**Do this**: Drop all images and give the records again exactly.
[start of Data for this exercise]
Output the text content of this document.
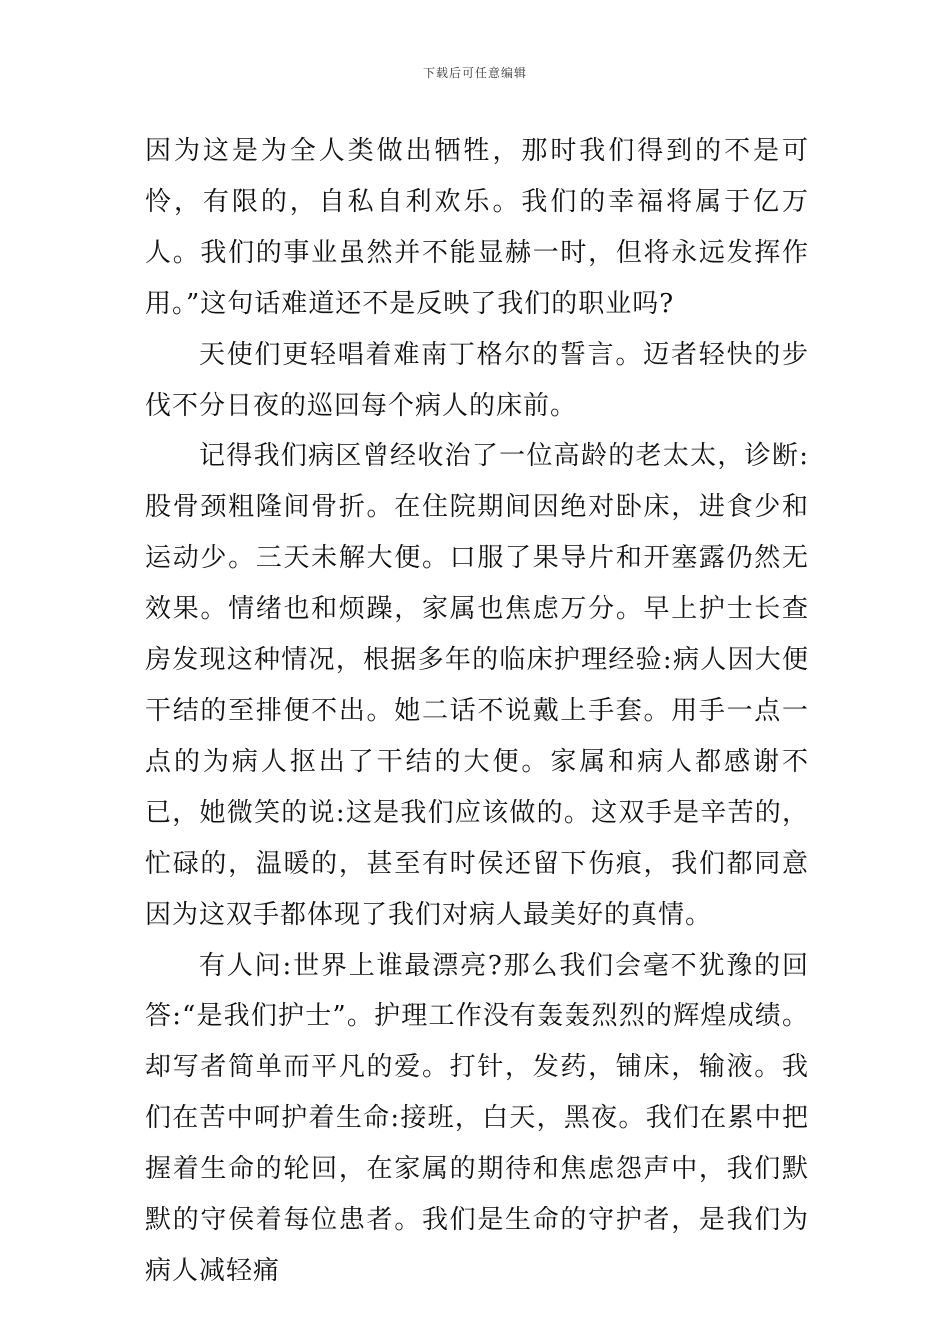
下载后可任意编辑

因为这是为全人类做出牺牲，那时我们得到的不是可怜，有限的，自私自利欢乐。我们的幸福将属于亿万人。我们的事业虽然并不能显赫一时，但将永远发挥作用。”这句话难道还不是反映了我们的职业吗?

天使们更轻唱着难南丁格尔的誓言。迈者轻快的步伐不分日夜的巡回每个病人的床前。

记得我们病区曾经收治了一位高龄的老太太，诊断:股骨颈粗隆间骨折。在住院期间因绝对卧床，进食少和运动少。三天未解大便。口服了果导片和开塞露仍然无效果。情绪也和烦躁，家属也焦虑万分。早上护士长查房发现这种情况，根据多年的临床护理经验:病人因大便干结的至排便不出。她二话不说戴上手套。用手一点一点的为病人抠出了干结的大便。家属和病人都感谢不已，她微笑的说:这是我们应该做的。这双手是辛苦的，忙碌的，温暖的，甚至有时侯还留下伤痕，我们都同意因为这双手都体现了我们对病人最美好的真情。

有人问:世界上谁最漂亮?那么我们会毫不犹豫的回答:“是我们护士”。护理工作没有轰轰烈烈的辉煌成绩。却写者简单而平凡的爱。打针，发药，铺床，输液。我们在苦中呵护着生命:接班，白天，黑夜。我们在累中把握着生命的轮回，在家属的期待和焦虑怨声中，我们默默的守侯着每位患者。我们是生命的守护者，是我们为病人减轻痛
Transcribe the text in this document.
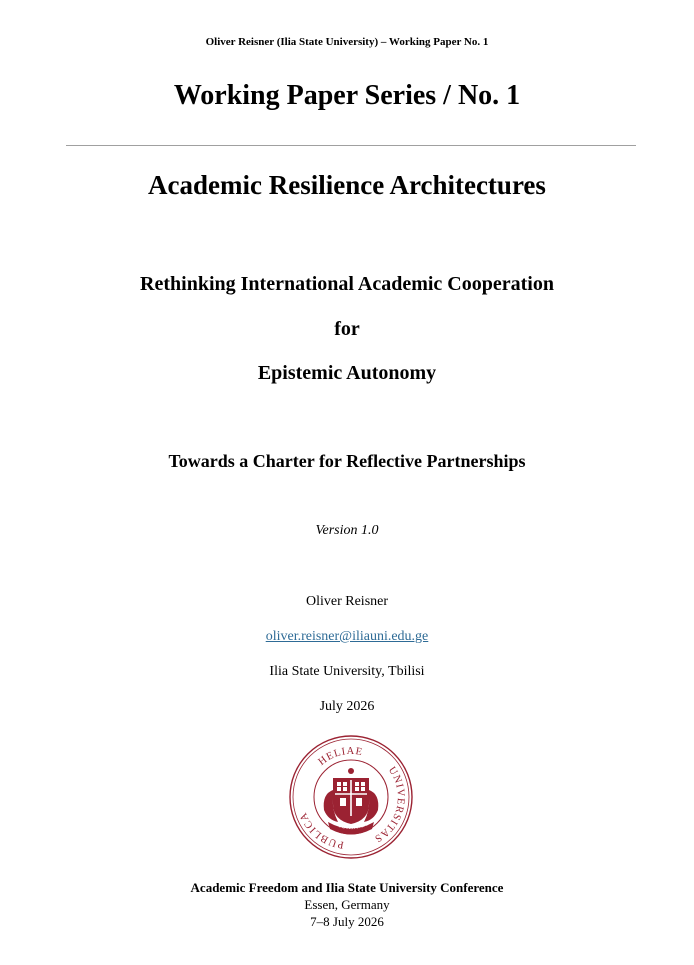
Oliver Reisner (Ilia State University) – Working Paper No. 1
Working Paper Series / No. 1
Academic Resilience Architectures
Rethinking International Academic Cooperation
for
Epistemic Autonomy
Towards a Charter for Reflective Partnerships
Version 1.0
Oliver Reisner
oliver.reisner@iliauni.edu.ge
Ilia State University, Tbilisi
July 2026
HELIAE
PUBLICA
UNIVERSITAS
IOANNES
Academic Freedom and Ilia State University Conference
Essen, Germany
7–8 July 2026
[end of Data for this exercise]
**Completed exercise**:
Output the text content of this document.
下载后可任意编辑

因为这是为全人类做出牺牲，那时我们得到的不是可怜，有限的，自私自利欢乐。我们的幸福将属于亿万人。我们的事业虽然并不能显赫一时，但将永远发挥作用。”这句话难道还不是反映了我们的职业吗?

天使们更轻唱着难南丁格尔的誓言。迈者轻快的步伐不分日夜的巡回每个病人的床前。

记得我们病区曾经收治了一位高龄的老太太，诊断:股骨颈粗隆间骨折。在住院期间因绝对卧床，进食少和运动少。三天未解大便。口服了果导片和开塞露仍然无效果。情绪也和烦躁，家属也焦虑万分。早上护士长查房发现这种情况，根据多年的临床护理经验:病人因大便干结的至排便不出。她二话不说戴上手套。用手一点一点的为病人抠出了干结的大便。家属和病人都感谢不已，她微笑的说:这是我们应该做的。这双手是辛苦的，忙碌的，温暖的，甚至有时侯还留下伤痕，我们都同意因为这双手都体现了我们对病人最美好的真情。

有人问:世界上谁最漂亮?那么我们会毫不犹豫的回答:“是我们护士”。护理工作没有轰轰烈烈的辉煌成绩。却写者简单而平凡的爱。打针，发药，铺床，输液。我们在苦中呵护着生命:接班，白天，黑夜。我们在累中把握着生命的轮回，在家属的期待和焦虑怨声中，我们默默的守侯着每位患者。我们是生命的守护者，是我们为病人减轻痛
Transcribe the text in this document.
Oliver Reisner (Ilia State University) – Working Paper No. 1
Working Paper Series / No. 1
Academic Resilience Architectures
Rethinking International Academic Cooperation
for
Epistemic Autonomy
Towards a Charter for Reflective Partnerships
Version 1.0
Oliver Reisner
oliver.reisner@iliauni.edu.ge
Ilia State University, Tbilisi
July 2026
HELIAE
PUBLICA
UNIVERSITAS
IOANNES
Academic Freedom and Ilia State University Conference
Essen, Germany
7–8 July 2026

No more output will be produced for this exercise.